_Task_
For each line that holds "name", copy the line out.

_Material shown_
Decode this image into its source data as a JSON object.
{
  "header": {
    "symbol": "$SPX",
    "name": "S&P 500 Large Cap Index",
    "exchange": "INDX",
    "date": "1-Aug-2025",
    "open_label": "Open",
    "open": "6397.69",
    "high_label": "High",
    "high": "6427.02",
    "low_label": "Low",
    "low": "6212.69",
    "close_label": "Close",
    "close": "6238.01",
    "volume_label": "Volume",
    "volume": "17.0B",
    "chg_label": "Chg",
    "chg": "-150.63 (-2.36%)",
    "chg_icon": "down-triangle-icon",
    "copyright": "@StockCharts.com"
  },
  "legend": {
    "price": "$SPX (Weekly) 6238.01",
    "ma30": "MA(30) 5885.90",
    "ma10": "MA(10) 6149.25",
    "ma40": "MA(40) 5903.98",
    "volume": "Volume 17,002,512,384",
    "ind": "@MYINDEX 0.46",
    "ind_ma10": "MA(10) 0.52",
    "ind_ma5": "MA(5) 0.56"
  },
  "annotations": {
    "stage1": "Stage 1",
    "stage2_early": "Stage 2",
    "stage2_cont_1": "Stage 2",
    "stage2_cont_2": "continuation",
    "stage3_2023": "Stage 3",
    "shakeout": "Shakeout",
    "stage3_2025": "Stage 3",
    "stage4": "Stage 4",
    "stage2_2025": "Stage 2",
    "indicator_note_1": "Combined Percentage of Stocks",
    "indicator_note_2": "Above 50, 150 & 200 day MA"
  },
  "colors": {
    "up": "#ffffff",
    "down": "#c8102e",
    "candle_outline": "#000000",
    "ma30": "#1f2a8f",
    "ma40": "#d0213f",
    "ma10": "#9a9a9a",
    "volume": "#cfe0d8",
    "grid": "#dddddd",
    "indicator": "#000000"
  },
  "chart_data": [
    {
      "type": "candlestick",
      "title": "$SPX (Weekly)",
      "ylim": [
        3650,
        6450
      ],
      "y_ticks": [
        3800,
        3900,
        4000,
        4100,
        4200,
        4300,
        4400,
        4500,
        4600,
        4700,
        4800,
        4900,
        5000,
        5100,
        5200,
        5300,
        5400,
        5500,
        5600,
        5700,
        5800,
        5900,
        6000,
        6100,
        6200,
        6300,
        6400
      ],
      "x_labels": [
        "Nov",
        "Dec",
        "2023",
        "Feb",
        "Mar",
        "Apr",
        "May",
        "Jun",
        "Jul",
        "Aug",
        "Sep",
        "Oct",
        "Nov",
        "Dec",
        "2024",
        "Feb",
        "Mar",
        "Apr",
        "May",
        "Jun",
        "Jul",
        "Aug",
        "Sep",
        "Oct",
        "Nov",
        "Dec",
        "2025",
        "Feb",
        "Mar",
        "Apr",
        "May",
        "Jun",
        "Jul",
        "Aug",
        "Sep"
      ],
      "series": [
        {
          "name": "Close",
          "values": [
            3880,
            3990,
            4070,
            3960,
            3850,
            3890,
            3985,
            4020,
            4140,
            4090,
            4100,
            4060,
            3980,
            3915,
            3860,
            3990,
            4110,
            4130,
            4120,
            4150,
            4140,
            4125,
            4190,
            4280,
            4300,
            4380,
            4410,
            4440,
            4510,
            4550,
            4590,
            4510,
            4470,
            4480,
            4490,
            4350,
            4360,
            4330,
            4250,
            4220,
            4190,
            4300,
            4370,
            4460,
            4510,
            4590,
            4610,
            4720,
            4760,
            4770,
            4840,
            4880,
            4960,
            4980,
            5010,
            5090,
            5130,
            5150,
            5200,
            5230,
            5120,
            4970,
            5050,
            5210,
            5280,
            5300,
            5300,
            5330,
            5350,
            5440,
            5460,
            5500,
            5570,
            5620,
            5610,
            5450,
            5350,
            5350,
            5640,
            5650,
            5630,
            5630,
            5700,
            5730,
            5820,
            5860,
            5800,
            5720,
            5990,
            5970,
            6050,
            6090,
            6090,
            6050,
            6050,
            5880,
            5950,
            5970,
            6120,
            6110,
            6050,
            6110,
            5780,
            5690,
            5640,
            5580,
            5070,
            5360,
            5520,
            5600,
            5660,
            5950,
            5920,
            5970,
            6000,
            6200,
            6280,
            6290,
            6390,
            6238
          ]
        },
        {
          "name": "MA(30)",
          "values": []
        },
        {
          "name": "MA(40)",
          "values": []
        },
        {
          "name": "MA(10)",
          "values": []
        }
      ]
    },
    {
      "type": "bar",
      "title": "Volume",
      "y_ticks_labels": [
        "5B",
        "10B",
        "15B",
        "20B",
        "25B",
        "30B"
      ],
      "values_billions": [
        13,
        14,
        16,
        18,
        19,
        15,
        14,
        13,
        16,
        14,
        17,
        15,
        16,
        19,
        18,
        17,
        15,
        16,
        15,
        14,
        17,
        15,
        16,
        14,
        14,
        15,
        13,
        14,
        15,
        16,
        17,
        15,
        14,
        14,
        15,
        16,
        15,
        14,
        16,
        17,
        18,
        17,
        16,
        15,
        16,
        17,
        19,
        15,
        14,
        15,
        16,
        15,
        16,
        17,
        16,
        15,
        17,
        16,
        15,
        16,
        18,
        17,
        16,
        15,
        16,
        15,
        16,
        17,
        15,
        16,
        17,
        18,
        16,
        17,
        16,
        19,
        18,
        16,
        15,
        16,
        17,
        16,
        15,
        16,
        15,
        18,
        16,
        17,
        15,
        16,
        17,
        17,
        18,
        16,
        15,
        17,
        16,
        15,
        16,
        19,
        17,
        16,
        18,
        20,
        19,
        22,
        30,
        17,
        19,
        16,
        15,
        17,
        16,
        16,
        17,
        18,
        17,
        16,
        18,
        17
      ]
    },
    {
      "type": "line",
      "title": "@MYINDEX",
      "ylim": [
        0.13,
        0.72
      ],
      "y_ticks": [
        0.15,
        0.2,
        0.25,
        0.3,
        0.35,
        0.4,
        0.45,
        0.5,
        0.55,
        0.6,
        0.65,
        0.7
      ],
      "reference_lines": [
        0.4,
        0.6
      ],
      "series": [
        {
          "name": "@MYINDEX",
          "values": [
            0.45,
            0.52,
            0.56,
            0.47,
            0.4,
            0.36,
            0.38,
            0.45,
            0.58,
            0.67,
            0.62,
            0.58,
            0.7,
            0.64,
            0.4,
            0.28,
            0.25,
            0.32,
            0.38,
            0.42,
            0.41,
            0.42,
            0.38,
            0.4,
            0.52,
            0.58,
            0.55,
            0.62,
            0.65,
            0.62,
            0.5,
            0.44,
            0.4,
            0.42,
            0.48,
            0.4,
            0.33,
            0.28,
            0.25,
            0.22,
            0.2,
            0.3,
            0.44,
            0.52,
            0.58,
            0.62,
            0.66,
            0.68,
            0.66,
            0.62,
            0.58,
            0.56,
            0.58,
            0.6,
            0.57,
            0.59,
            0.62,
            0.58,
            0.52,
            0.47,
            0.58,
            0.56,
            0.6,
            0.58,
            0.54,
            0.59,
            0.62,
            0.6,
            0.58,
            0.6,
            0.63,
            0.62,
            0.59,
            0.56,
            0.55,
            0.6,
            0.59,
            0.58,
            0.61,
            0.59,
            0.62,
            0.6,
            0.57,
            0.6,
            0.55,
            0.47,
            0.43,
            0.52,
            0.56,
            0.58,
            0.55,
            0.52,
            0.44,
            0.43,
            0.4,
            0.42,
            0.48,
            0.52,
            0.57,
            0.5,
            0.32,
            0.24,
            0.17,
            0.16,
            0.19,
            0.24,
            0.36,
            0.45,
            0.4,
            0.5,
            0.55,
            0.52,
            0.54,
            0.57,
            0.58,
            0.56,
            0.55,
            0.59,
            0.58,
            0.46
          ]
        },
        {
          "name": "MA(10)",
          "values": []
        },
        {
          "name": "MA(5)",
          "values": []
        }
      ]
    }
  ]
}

_Expected answer_
    "name": "S&P 500 Large Cap Index",
          "name": "Close",
          "name": "MA(30)",
          "name": "MA(40)",
          "name": "MA(10)",
          "name": "@MYINDEX",
          "name": "MA(10)",
          "name": "MA(5)",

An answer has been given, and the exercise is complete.